Extracted records:
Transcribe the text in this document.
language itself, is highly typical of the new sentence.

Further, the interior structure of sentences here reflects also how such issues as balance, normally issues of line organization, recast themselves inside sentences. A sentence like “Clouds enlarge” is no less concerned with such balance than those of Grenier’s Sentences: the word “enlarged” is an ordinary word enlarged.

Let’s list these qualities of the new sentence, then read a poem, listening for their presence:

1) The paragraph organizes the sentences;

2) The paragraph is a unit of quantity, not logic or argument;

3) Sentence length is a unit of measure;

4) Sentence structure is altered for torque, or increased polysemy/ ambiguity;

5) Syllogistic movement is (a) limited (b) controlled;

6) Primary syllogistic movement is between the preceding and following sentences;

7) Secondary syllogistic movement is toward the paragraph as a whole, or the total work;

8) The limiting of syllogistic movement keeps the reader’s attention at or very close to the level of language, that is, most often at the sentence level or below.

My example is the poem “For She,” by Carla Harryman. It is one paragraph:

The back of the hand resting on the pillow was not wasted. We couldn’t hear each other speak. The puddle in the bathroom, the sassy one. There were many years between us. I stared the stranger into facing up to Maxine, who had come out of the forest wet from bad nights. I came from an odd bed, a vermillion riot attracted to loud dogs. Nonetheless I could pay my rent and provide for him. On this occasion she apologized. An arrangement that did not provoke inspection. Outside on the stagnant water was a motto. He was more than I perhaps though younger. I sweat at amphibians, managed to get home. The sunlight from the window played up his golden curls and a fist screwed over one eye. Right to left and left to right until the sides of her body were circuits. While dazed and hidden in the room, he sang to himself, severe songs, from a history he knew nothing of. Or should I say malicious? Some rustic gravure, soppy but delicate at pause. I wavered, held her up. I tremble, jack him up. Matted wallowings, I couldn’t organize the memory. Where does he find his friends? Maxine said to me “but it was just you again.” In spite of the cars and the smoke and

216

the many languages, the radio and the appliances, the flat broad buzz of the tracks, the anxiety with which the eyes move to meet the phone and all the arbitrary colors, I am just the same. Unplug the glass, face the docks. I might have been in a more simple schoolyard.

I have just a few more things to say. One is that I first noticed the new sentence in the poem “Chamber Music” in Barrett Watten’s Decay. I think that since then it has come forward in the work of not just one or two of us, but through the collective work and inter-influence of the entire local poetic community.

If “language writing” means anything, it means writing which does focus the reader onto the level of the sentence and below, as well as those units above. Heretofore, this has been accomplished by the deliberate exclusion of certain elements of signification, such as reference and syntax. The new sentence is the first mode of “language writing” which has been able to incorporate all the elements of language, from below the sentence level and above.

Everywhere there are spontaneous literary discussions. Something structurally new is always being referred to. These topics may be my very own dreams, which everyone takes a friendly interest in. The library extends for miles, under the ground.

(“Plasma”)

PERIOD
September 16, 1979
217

Instructions for the task: Using the entries above, return each line that includes the word "work".

Solution to this exercise:
7) Secondary syllogistic movement is toward the paragraph as a whole, or the total work;
I have just a few more things to say. One is that I first noticed the new sentence in the poem “Chamber Music” in Barrett Watten’s Decay. I think that since then it has come forward in the work of not just one or two of us, but through the collective work and inter-influence of the entire local poetic community.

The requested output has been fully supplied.